## GIVEN REQUEST
Count how many lines contain the word "Quantity". Please give only the number.

## PROVIDED MATERIAL
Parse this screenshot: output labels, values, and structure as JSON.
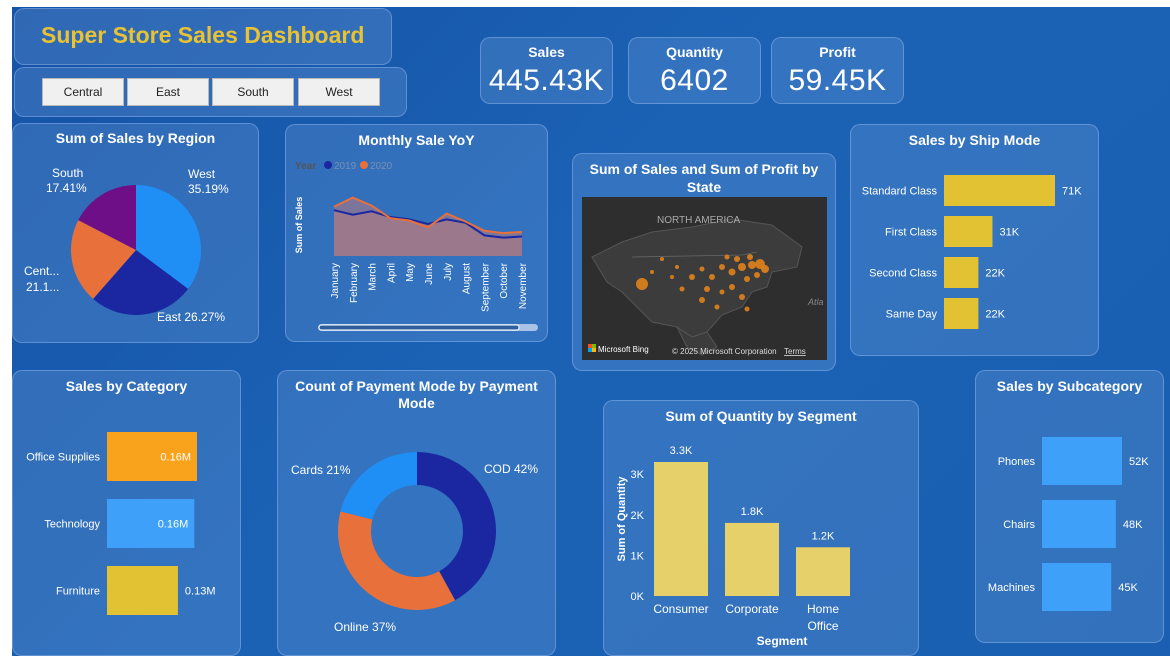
{
  "dashboard": {
    "title": "Super Store Sales Dashboard"
  },
  "slicer": {
    "items": [
      "Central",
      "East",
      "South",
      "West"
    ]
  },
  "kpis": [
    {
      "label": "Sales",
      "value": "445.43K"
    },
    {
      "label": "Quantity",
      "value": "6402"
    },
    {
      "label": "Profit",
      "value": "59.45K"
    }
  ],
  "colors": {
    "accent_title": "#e8c233",
    "bar_yellow": "#e2c233",
    "bar_blue": "#3ea0f8",
    "bar_orange": "#f9a21b"
  },
  "map": {
    "title": "Sum of Sales and Sum of Profit by State",
    "label": "NORTH AMERICA",
    "ocean_label": "Atla",
    "logo": "Microsoft Bing",
    "copyright": "© 2025 Microsoft Corporation",
    "terms": "Terms"
  },
  "chart_data": [
    {
      "id": "region",
      "type": "pie",
      "title": "Sum of Sales by Region",
      "slices": [
        {
          "label": "West",
          "pct_label": "35.19%",
          "value": 35.19,
          "color": "#1f8ff5"
        },
        {
          "label": "East",
          "pct_label": "26.27%",
          "value": 26.27,
          "color": "#1a27a0"
        },
        {
          "label": "Cent...",
          "pct_label": "21.1...",
          "value": 21.13,
          "color": "#e8703a"
        },
        {
          "label": "South",
          "pct_label": "17.41%",
          "value": 17.41,
          "color": "#6e0f87"
        }
      ]
    },
    {
      "id": "monthly",
      "type": "area",
      "title": "Monthly Sale YoY",
      "legend_title": "Year",
      "ylabel": "Sum of Sales",
      "categories": [
        "January",
        "February",
        "March",
        "April",
        "May",
        "June",
        "July",
        "August",
        "September",
        "October",
        "November"
      ],
      "series": [
        {
          "name": "2019",
          "color": "#1a27a0",
          "values": [
            40,
            36,
            39,
            34,
            32,
            28,
            32,
            29,
            18,
            16,
            17
          ]
        },
        {
          "name": "2020",
          "color": "#e8703a",
          "values": [
            43,
            51,
            44,
            33,
            31,
            25,
            37,
            30,
            22,
            20,
            21
          ]
        }
      ]
    },
    {
      "id": "shipmode",
      "type": "bar",
      "orientation": "horizontal",
      "title": "Sales by Ship Mode",
      "categories": [
        "Standard Class",
        "First Class",
        "Second Class",
        "Same Day"
      ],
      "values": [
        71,
        31,
        22,
        22
      ],
      "labels": [
        "71K",
        "31K",
        "22K",
        "22K"
      ]
    },
    {
      "id": "category",
      "type": "bar",
      "orientation": "horizontal",
      "title": "Sales by Category",
      "categories": [
        "Office Supplies",
        "Technology",
        "Furniture"
      ],
      "values": [
        0.165,
        0.16,
        0.13
      ],
      "labels": [
        "0.16M",
        "0.16M",
        "0.13M"
      ],
      "colors": [
        "#f9a21b",
        "#3ea0f8",
        "#e2c233"
      ]
    },
    {
      "id": "payment",
      "type": "pie",
      "donut": true,
      "title": "Count of Payment Mode by Payment Mode",
      "slices": [
        {
          "label": "COD 42%",
          "value": 42,
          "color": "#1a27a0"
        },
        {
          "label": "Online 37%",
          "value": 37,
          "color": "#e8703a"
        },
        {
          "label": "Cards 21%",
          "value": 21,
          "color": "#1f8ff5"
        }
      ]
    },
    {
      "id": "segment",
      "type": "bar",
      "orientation": "vertical",
      "title": "Sum of Quantity by Segment",
      "xlabel": "Segment",
      "ylabel": "Sum of Quantity",
      "categories": [
        "Consumer",
        "Corporate",
        "Home Office"
      ],
      "values": [
        3.3,
        1.8,
        1.2
      ],
      "labels": [
        "3.3K",
        "1.8K",
        "1.2K"
      ],
      "yticks": [
        "0K",
        "1K",
        "2K",
        "3K"
      ],
      "ylim": [
        0,
        3.3
      ]
    },
    {
      "id": "subcategory",
      "type": "bar",
      "orientation": "horizontal",
      "title": "Sales by Subcategory",
      "categories": [
        "Phones",
        "Chairs",
        "Machines"
      ],
      "values": [
        52,
        48,
        45
      ],
      "labels": [
        "52K",
        "48K",
        "45K"
      ]
    }
  ]
}
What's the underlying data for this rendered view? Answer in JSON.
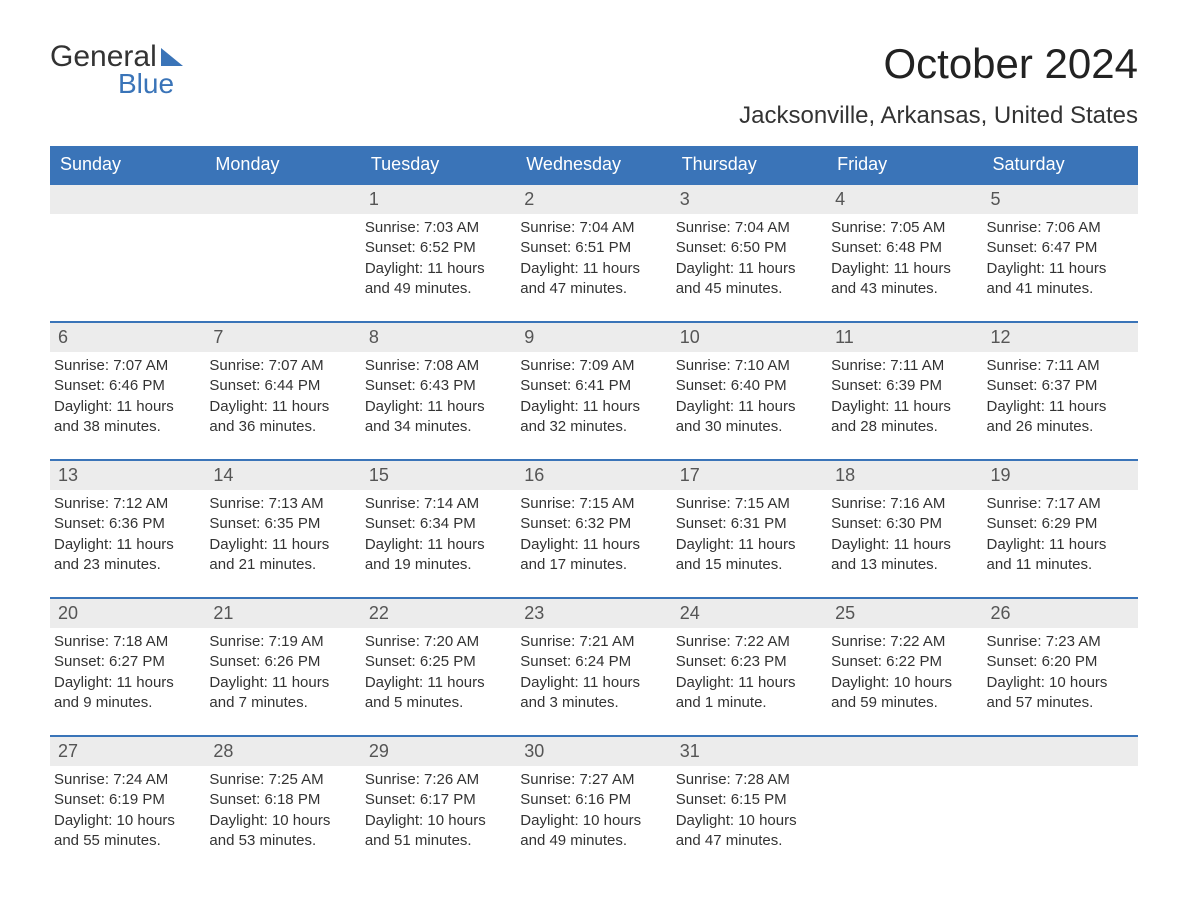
{
  "logo": {
    "word1": "General",
    "word2": "Blue"
  },
  "title": "October 2024",
  "location": "Jacksonville, Arkansas, United States",
  "colors": {
    "header_bg": "#3a74b8",
    "header_text": "#ffffff",
    "daynum_bg": "#ececec",
    "border": "#3a74b8",
    "text": "#333333",
    "background": "#ffffff"
  },
  "day_headers": [
    "Sunday",
    "Monday",
    "Tuesday",
    "Wednesday",
    "Thursday",
    "Friday",
    "Saturday"
  ],
  "weeks": [
    [
      null,
      null,
      {
        "n": "1",
        "sr": "7:03 AM",
        "ss": "6:52 PM",
        "dl": "11 hours and 49 minutes."
      },
      {
        "n": "2",
        "sr": "7:04 AM",
        "ss": "6:51 PM",
        "dl": "11 hours and 47 minutes."
      },
      {
        "n": "3",
        "sr": "7:04 AM",
        "ss": "6:50 PM",
        "dl": "11 hours and 45 minutes."
      },
      {
        "n": "4",
        "sr": "7:05 AM",
        "ss": "6:48 PM",
        "dl": "11 hours and 43 minutes."
      },
      {
        "n": "5",
        "sr": "7:06 AM",
        "ss": "6:47 PM",
        "dl": "11 hours and 41 minutes."
      }
    ],
    [
      {
        "n": "6",
        "sr": "7:07 AM",
        "ss": "6:46 PM",
        "dl": "11 hours and 38 minutes."
      },
      {
        "n": "7",
        "sr": "7:07 AM",
        "ss": "6:44 PM",
        "dl": "11 hours and 36 minutes."
      },
      {
        "n": "8",
        "sr": "7:08 AM",
        "ss": "6:43 PM",
        "dl": "11 hours and 34 minutes."
      },
      {
        "n": "9",
        "sr": "7:09 AM",
        "ss": "6:41 PM",
        "dl": "11 hours and 32 minutes."
      },
      {
        "n": "10",
        "sr": "7:10 AM",
        "ss": "6:40 PM",
        "dl": "11 hours and 30 minutes."
      },
      {
        "n": "11",
        "sr": "7:11 AM",
        "ss": "6:39 PM",
        "dl": "11 hours and 28 minutes."
      },
      {
        "n": "12",
        "sr": "7:11 AM",
        "ss": "6:37 PM",
        "dl": "11 hours and 26 minutes."
      }
    ],
    [
      {
        "n": "13",
        "sr": "7:12 AM",
        "ss": "6:36 PM",
        "dl": "11 hours and 23 minutes."
      },
      {
        "n": "14",
        "sr": "7:13 AM",
        "ss": "6:35 PM",
        "dl": "11 hours and 21 minutes."
      },
      {
        "n": "15",
        "sr": "7:14 AM",
        "ss": "6:34 PM",
        "dl": "11 hours and 19 minutes."
      },
      {
        "n": "16",
        "sr": "7:15 AM",
        "ss": "6:32 PM",
        "dl": "11 hours and 17 minutes."
      },
      {
        "n": "17",
        "sr": "7:15 AM",
        "ss": "6:31 PM",
        "dl": "11 hours and 15 minutes."
      },
      {
        "n": "18",
        "sr": "7:16 AM",
        "ss": "6:30 PM",
        "dl": "11 hours and 13 minutes."
      },
      {
        "n": "19",
        "sr": "7:17 AM",
        "ss": "6:29 PM",
        "dl": "11 hours and 11 minutes."
      }
    ],
    [
      {
        "n": "20",
        "sr": "7:18 AM",
        "ss": "6:27 PM",
        "dl": "11 hours and 9 minutes."
      },
      {
        "n": "21",
        "sr": "7:19 AM",
        "ss": "6:26 PM",
        "dl": "11 hours and 7 minutes."
      },
      {
        "n": "22",
        "sr": "7:20 AM",
        "ss": "6:25 PM",
        "dl": "11 hours and 5 minutes."
      },
      {
        "n": "23",
        "sr": "7:21 AM",
        "ss": "6:24 PM",
        "dl": "11 hours and 3 minutes."
      },
      {
        "n": "24",
        "sr": "7:22 AM",
        "ss": "6:23 PM",
        "dl": "11 hours and 1 minute."
      },
      {
        "n": "25",
        "sr": "7:22 AM",
        "ss": "6:22 PM",
        "dl": "10 hours and 59 minutes."
      },
      {
        "n": "26",
        "sr": "7:23 AM",
        "ss": "6:20 PM",
        "dl": "10 hours and 57 minutes."
      }
    ],
    [
      {
        "n": "27",
        "sr": "7:24 AM",
        "ss": "6:19 PM",
        "dl": "10 hours and 55 minutes."
      },
      {
        "n": "28",
        "sr": "7:25 AM",
        "ss": "6:18 PM",
        "dl": "10 hours and 53 minutes."
      },
      {
        "n": "29",
        "sr": "7:26 AM",
        "ss": "6:17 PM",
        "dl": "10 hours and 51 minutes."
      },
      {
        "n": "30",
        "sr": "7:27 AM",
        "ss": "6:16 PM",
        "dl": "10 hours and 49 minutes."
      },
      {
        "n": "31",
        "sr": "7:28 AM",
        "ss": "6:15 PM",
        "dl": "10 hours and 47 minutes."
      },
      null,
      null
    ]
  ],
  "labels": {
    "sunrise": "Sunrise: ",
    "sunset": "Sunset: ",
    "daylight": "Daylight: "
  }
}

## TASK RESULT
3